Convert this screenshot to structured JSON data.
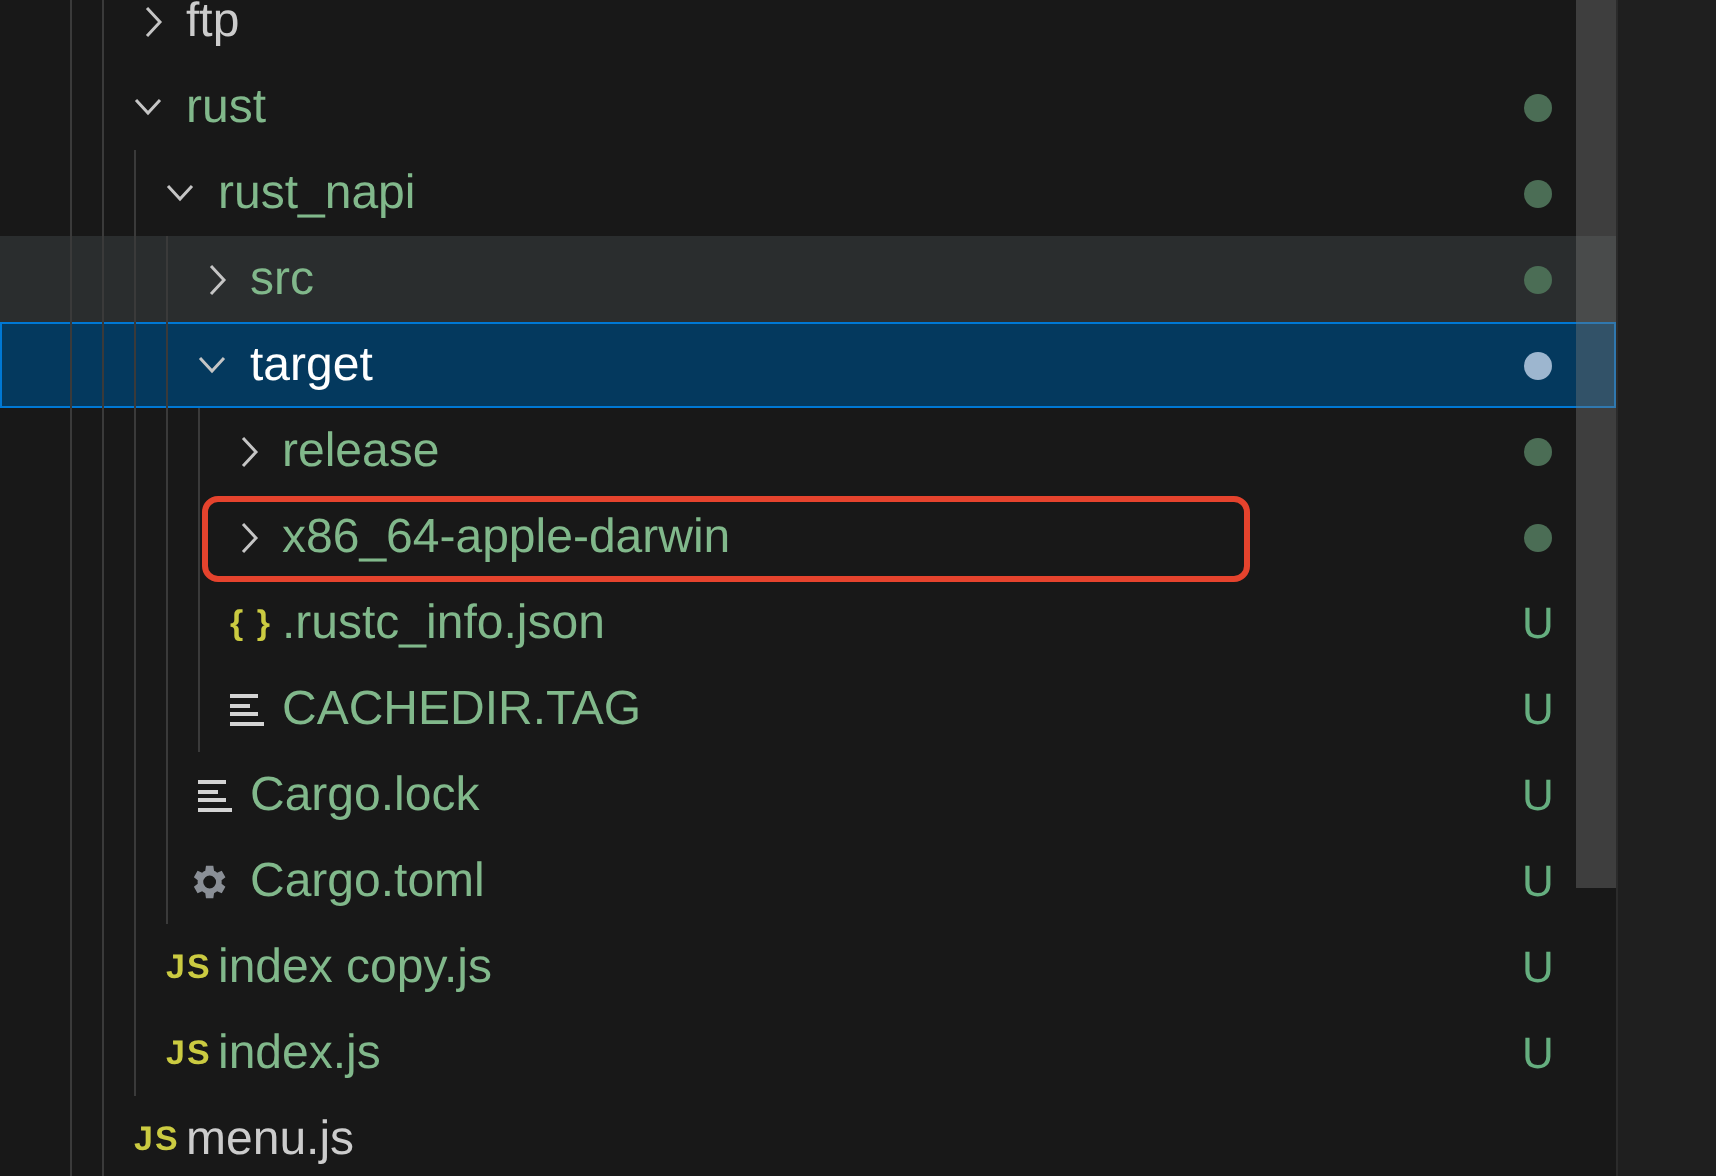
{
  "explorer": {
    "tree": [
      {
        "name": "ftp",
        "kind": "folder",
        "expanded": false,
        "untracked": false,
        "selected": false,
        "hovered": false
      },
      {
        "name": "rust",
        "kind": "folder",
        "expanded": true,
        "untracked": true,
        "selected": false,
        "hovered": false,
        "decoration": {
          "kind": "dot"
        },
        "children": [
          {
            "name": "rust_napi",
            "kind": "folder",
            "expanded": true,
            "untracked": true,
            "selected": false,
            "hovered": false,
            "decoration": {
              "kind": "dot"
            },
            "children": [
              {
                "name": "src",
                "kind": "folder",
                "expanded": false,
                "untracked": true,
                "selected": false,
                "hovered": true,
                "decoration": {
                  "kind": "dot"
                }
              },
              {
                "name": "target",
                "kind": "folder",
                "expanded": true,
                "untracked": true,
                "selected": true,
                "hovered": false,
                "decoration": {
                  "kind": "dot"
                },
                "children": [
                  {
                    "name": "release",
                    "kind": "folder",
                    "expanded": false,
                    "untracked": true,
                    "selected": false,
                    "hovered": false,
                    "decoration": {
                      "kind": "dot"
                    }
                  },
                  {
                    "name": "x86_64-apple-darwin",
                    "kind": "folder",
                    "expanded": false,
                    "untracked": true,
                    "selected": false,
                    "hovered": false,
                    "highlighted": true,
                    "decoration": {
                      "kind": "dot"
                    }
                  },
                  {
                    "name": ".rustc_info.json",
                    "kind": "file",
                    "icon": {
                      "kind": "glyph",
                      "label": "{ }",
                      "color": "#cbcb41"
                    },
                    "untracked": true,
                    "selected": false,
                    "hovered": false,
                    "decoration": {
                      "kind": "letter",
                      "text": "U"
                    }
                  },
                  {
                    "name": "CACHEDIR.TAG",
                    "kind": "file",
                    "icon": {
                      "kind": "lines"
                    },
                    "untracked": true,
                    "selected": false,
                    "hovered": false,
                    "decoration": {
                      "kind": "letter",
                      "text": "U"
                    }
                  }
                ]
              },
              {
                "name": "Cargo.lock",
                "kind": "file",
                "icon": {
                  "kind": "lines"
                },
                "untracked": true,
                "selected": false,
                "hovered": false,
                "decoration": {
                  "kind": "letter",
                  "text": "U"
                }
              },
              {
                "name": "Cargo.toml",
                "kind": "file",
                "icon": {
                  "kind": "gear"
                },
                "untracked": true,
                "selected": false,
                "hovered": false,
                "decoration": {
                  "kind": "letter",
                  "text": "U"
                }
              }
            ]
          },
          {
            "name": "index copy.js",
            "kind": "file",
            "icon": {
              "kind": "glyph",
              "label": "JS",
              "color": "#cbcb41"
            },
            "untracked": true,
            "selected": false,
            "hovered": false,
            "decoration": {
              "kind": "letter",
              "text": "U"
            }
          },
          {
            "name": "index.js",
            "kind": "file",
            "icon": {
              "kind": "glyph",
              "label": "JS",
              "color": "#cbcb41"
            },
            "untracked": true,
            "selected": false,
            "hovered": false,
            "decoration": {
              "kind": "letter",
              "text": "U"
            }
          }
        ]
      },
      {
        "name": "menu.js",
        "kind": "file",
        "icon": {
          "kind": "glyph",
          "label": "JS",
          "color": "#cbcb41"
        },
        "untracked": false,
        "selected": false,
        "hovered": false
      }
    ]
  }
}
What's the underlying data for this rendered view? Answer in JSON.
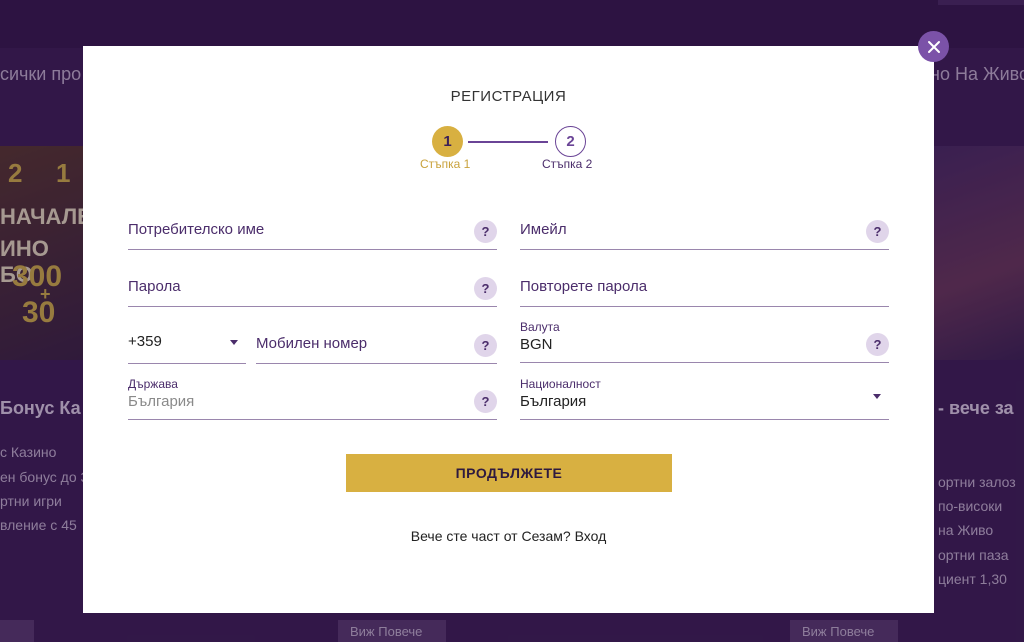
{
  "background": {
    "nav_left": "сички про",
    "nav_right": "но На Живо",
    "banner_left": [
      "2",
      "1",
      "НАЧАЛЕН",
      "ИНО БО",
      "300",
      "+",
      "30"
    ],
    "title_left": "Бонус Ка",
    "title_right": "- вече за",
    "lines_left": [
      "с Казино",
      "ен бонус до 3",
      "ртни игри",
      "вление с 45"
    ],
    "lines_right": [
      "ортни залоз",
      "по-високи",
      "на Живо",
      "ортни паза",
      "циент 1,30"
    ],
    "button_label": "Виж Повече"
  },
  "modal": {
    "title": "РЕГИСТРАЦИЯ",
    "steps": [
      {
        "number": "1",
        "label": "Стъпка 1",
        "active": true
      },
      {
        "number": "2",
        "label": "Стъпка 2",
        "active": false
      }
    ],
    "fields": {
      "username": {
        "placeholder": "Потребителско име",
        "help": "?"
      },
      "email": {
        "placeholder": "Имейл",
        "help": "?"
      },
      "password": {
        "placeholder": "Парола",
        "help": "?"
      },
      "repeat_password": {
        "placeholder": "Повторете парола"
      },
      "phone_code": {
        "value": "+359"
      },
      "mobile": {
        "placeholder": "Мобилен номер",
        "help": "?"
      },
      "currency": {
        "label": "Валута",
        "value": "BGN",
        "help": "?"
      },
      "country": {
        "label": "Държава",
        "value": "България",
        "help": "?"
      },
      "nationality": {
        "label": "Националност",
        "value": "България"
      }
    },
    "submit_label": "ПРОДЪЛЖЕТЕ",
    "login_text": "Вече сте част от Сезам? Вход"
  },
  "colors": {
    "accent_gold": "#d8b041",
    "brand_purple": "#4b2d6b",
    "close_button": "#7b52a8"
  },
  "icons": {
    "close": "close-icon",
    "dropdown": "chevron-down-icon",
    "help": "help-icon"
  }
}
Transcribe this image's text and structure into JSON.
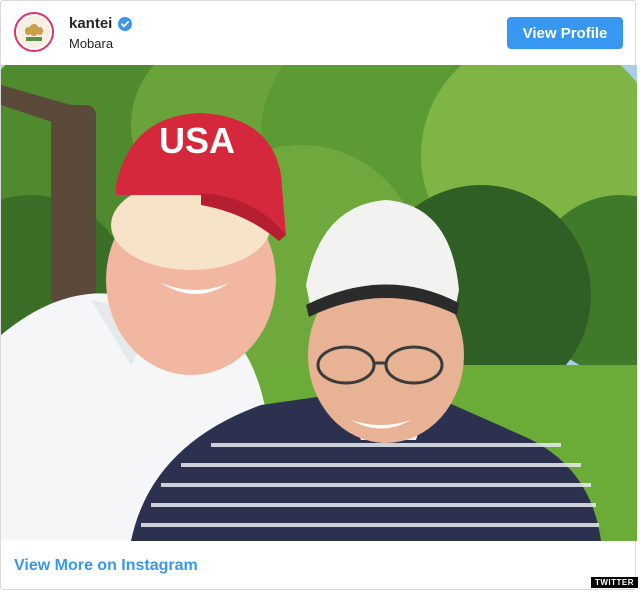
{
  "header": {
    "username": "kantei",
    "location": "Mobara",
    "view_profile_label": "View Profile",
    "verified_icon": "verified-badge-icon"
  },
  "footer": {
    "view_more_label": "View More on Instagram"
  },
  "photo": {
    "cap_text": "USA",
    "watermark": "TWITTER"
  },
  "colors": {
    "accent_blue": "#3897f0",
    "cap_red": "#d6283d"
  }
}
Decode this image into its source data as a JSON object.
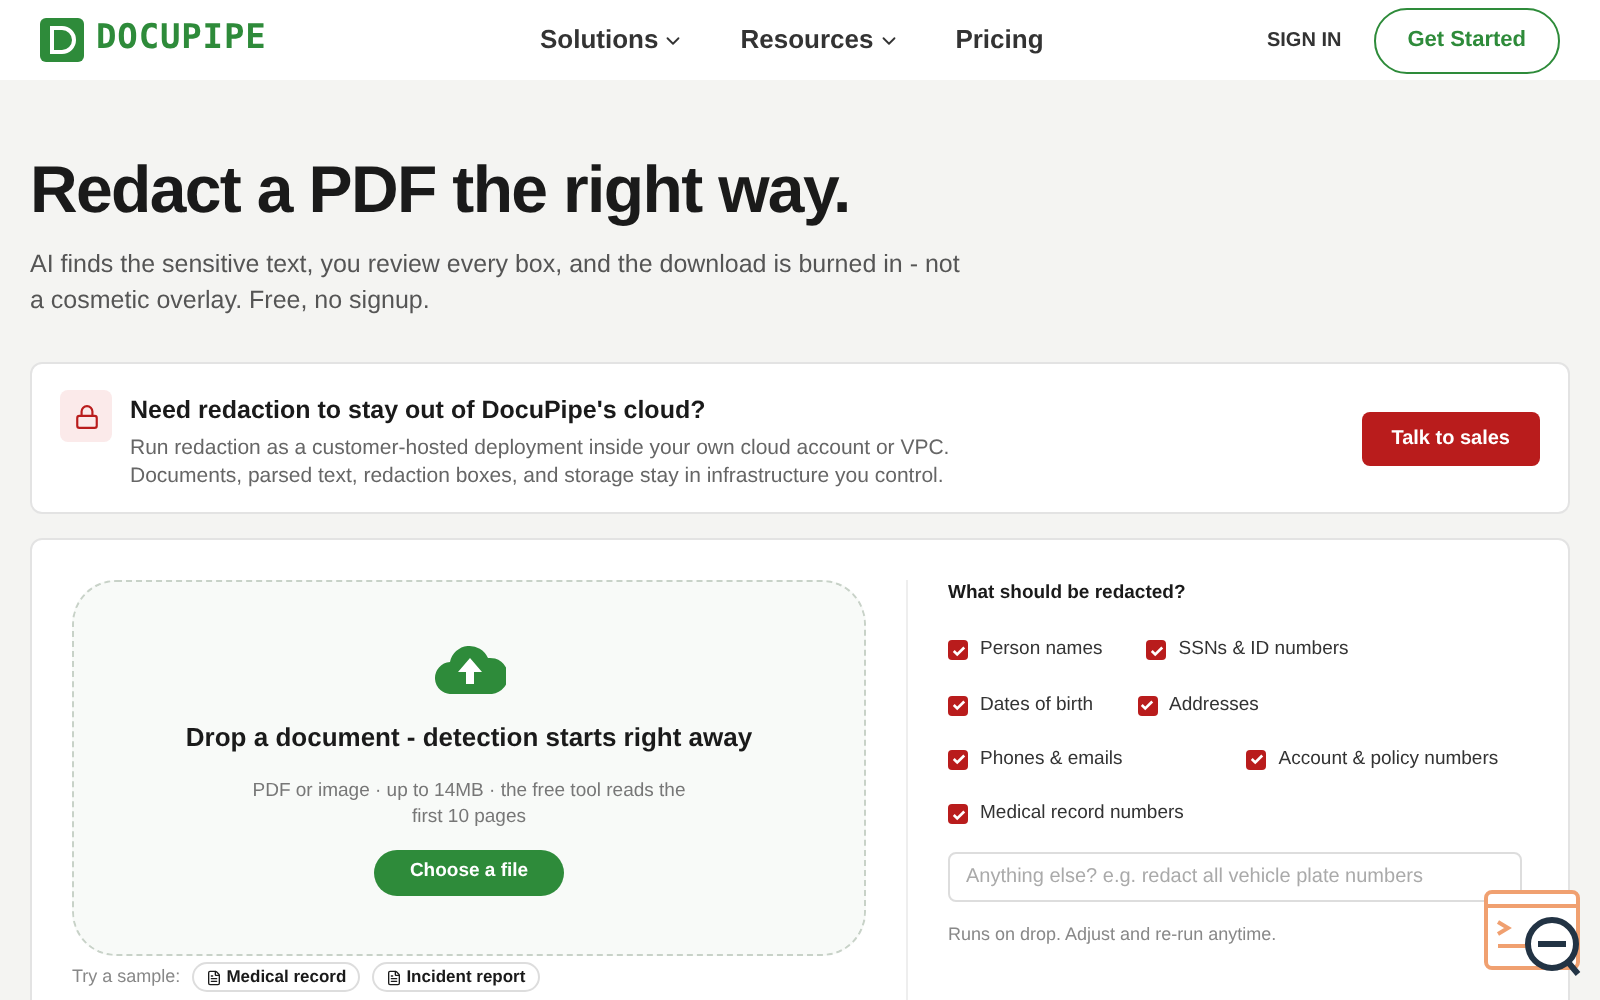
{
  "header": {
    "logo": "DOCUPIPE",
    "nav": [
      {
        "label": "Solutions",
        "dropdown": true
      },
      {
        "label": "Resources",
        "dropdown": true
      },
      {
        "label": "Pricing",
        "dropdown": false
      }
    ],
    "sign_in": "SIGN IN",
    "cta": "Get Started"
  },
  "hero": {
    "title": "Redact a PDF the right way.",
    "subtitle": "AI finds the sensitive text, you review every box, and the download is burned in - not a cosmetic overlay. Free, no signup."
  },
  "notice": {
    "title": "Need redaction to stay out of DocuPipe's cloud?",
    "text": "Run redaction as a customer-hosted deployment inside your own cloud account or VPC. Documents, parsed text, redaction boxes, and storage stay in infrastructure you control.",
    "button": "Talk to sales"
  },
  "dropzone": {
    "title": "Drop a document - detection starts right away",
    "hint": "PDF or image · up to 14MB · the free tool reads the first 10 pages",
    "button": "Choose a file"
  },
  "samples": {
    "label": "Try a sample:",
    "items": [
      "Medical record",
      "Incident report"
    ]
  },
  "options": {
    "title": "What should be redacted?",
    "items": [
      {
        "label": "Person names",
        "checked": true
      },
      {
        "label": "SSNs & ID numbers",
        "checked": true
      },
      {
        "label": "Dates of birth",
        "checked": true
      },
      {
        "label": "Addresses",
        "checked": true
      },
      {
        "label": "Phones & emails",
        "checked": true
      },
      {
        "label": "Account & policy numbers",
        "checked": true
      },
      {
        "label": "Medical record numbers",
        "checked": true
      }
    ],
    "placeholder": "Anything else? e.g. redact all vehicle plate numbers",
    "note": "Runs on drop. Adjust and re-run anytime."
  }
}
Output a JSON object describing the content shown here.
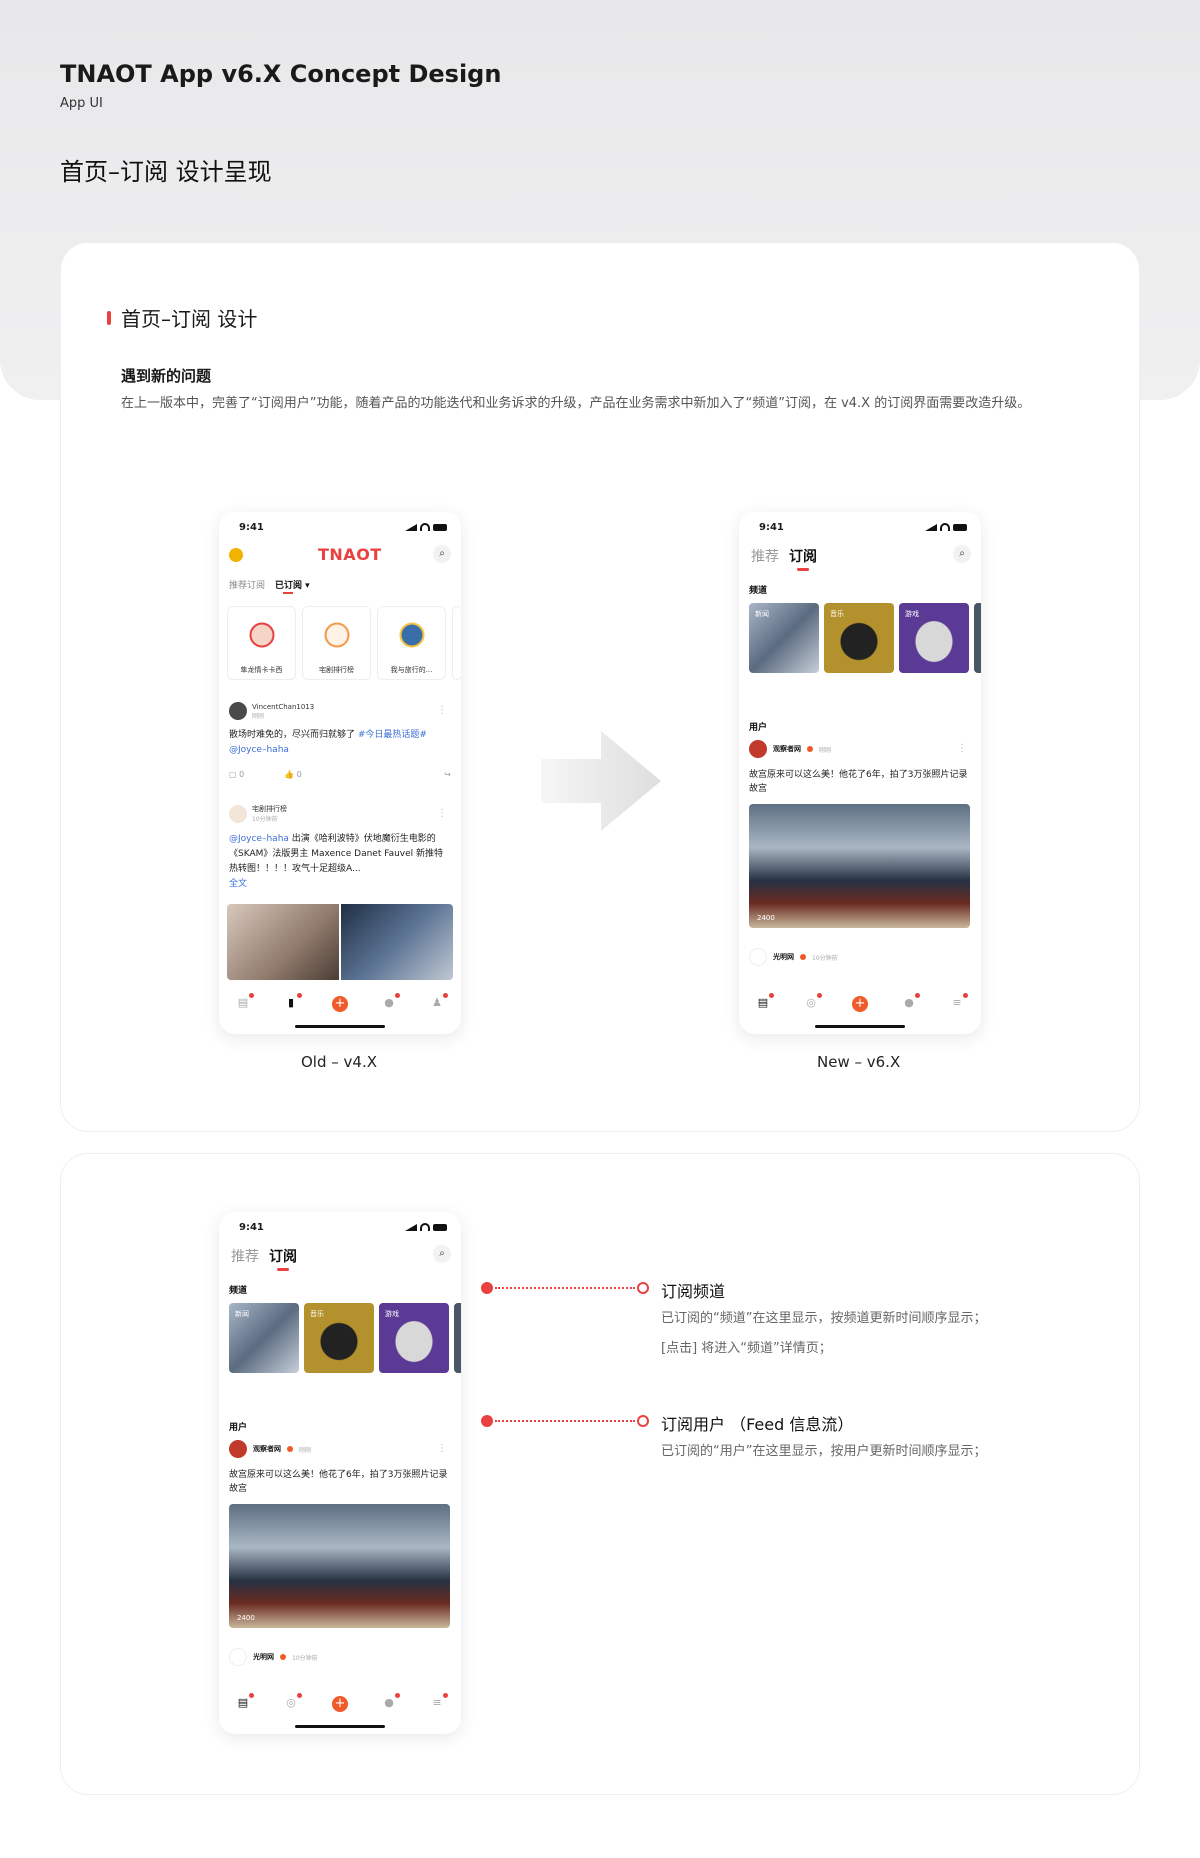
# # #
## TASK BRIEF
Of the lines above, how many hold the word "this"? Say the number alone.

## SOLUTION BELOW
4